▸ **Stated exercise**
Write out the full set of records below exactly.

▸ **Supplied records**
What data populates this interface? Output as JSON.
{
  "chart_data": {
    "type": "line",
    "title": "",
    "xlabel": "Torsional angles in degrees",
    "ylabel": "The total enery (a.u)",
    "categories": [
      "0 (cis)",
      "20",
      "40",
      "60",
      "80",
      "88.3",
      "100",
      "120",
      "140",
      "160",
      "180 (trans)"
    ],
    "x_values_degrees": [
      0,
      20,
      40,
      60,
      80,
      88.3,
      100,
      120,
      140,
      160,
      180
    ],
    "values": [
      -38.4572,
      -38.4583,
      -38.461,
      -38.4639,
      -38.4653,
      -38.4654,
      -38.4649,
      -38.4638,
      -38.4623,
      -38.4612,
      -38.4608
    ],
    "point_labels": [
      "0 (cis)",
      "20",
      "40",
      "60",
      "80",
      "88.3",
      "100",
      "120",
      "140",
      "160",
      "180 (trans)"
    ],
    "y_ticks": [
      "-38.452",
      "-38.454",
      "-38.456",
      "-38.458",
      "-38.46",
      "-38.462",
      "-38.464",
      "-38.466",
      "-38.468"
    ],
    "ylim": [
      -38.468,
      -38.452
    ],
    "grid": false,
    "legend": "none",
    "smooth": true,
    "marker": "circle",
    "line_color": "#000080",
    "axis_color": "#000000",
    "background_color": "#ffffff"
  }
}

▸ **Written response**
What data populates this interface? Output as JSON.
{
  "chart_data": {
    "type": "line",
    "title": "",
    "xlabel": "Torsional angles in degrees",
    "ylabel": "The total enery (a.u)",
    "categories": [
      "0 (cis)",
      "20",
      "40",
      "60",
      "80",
      "88.3",
      "100",
      "120",
      "140",
      "160",
      "180 (trans)"
    ],
    "x_values_degrees": [
      0,
      20,
      40,
      60,
      80,
      88.3,
      100,
      120,
      140,
      160,
      180
    ],
    "values": [
      -38.4572,
      -38.4583,
      -38.461,
      -38.4639,
      -38.4653,
      -38.4654,
      -38.4649,
      -38.4638,
      -38.4623,
      -38.4612,
      -38.4608
    ],
    "point_labels": [
      "0 (cis)",
      "20",
      "40",
      "60",
      "80",
      "88.3",
      "100",
      "120",
      "140",
      "160",
      "180 (trans)"
    ],
    "y_ticks": [
      "-38.452",
      "-38.454",
      "-38.456",
      "-38.458",
      "-38.46",
      "-38.462",
      "-38.464",
      "-38.466",
      "-38.468"
    ],
    "ylim": [
      -38.468,
      -38.452
    ],
    "grid": false,
    "legend": "none",
    "smooth": true,
    "marker": "circle",
    "line_color": "#000080",
    "axis_color": "#000000",
    "background_color": "#ffffff"
  }
}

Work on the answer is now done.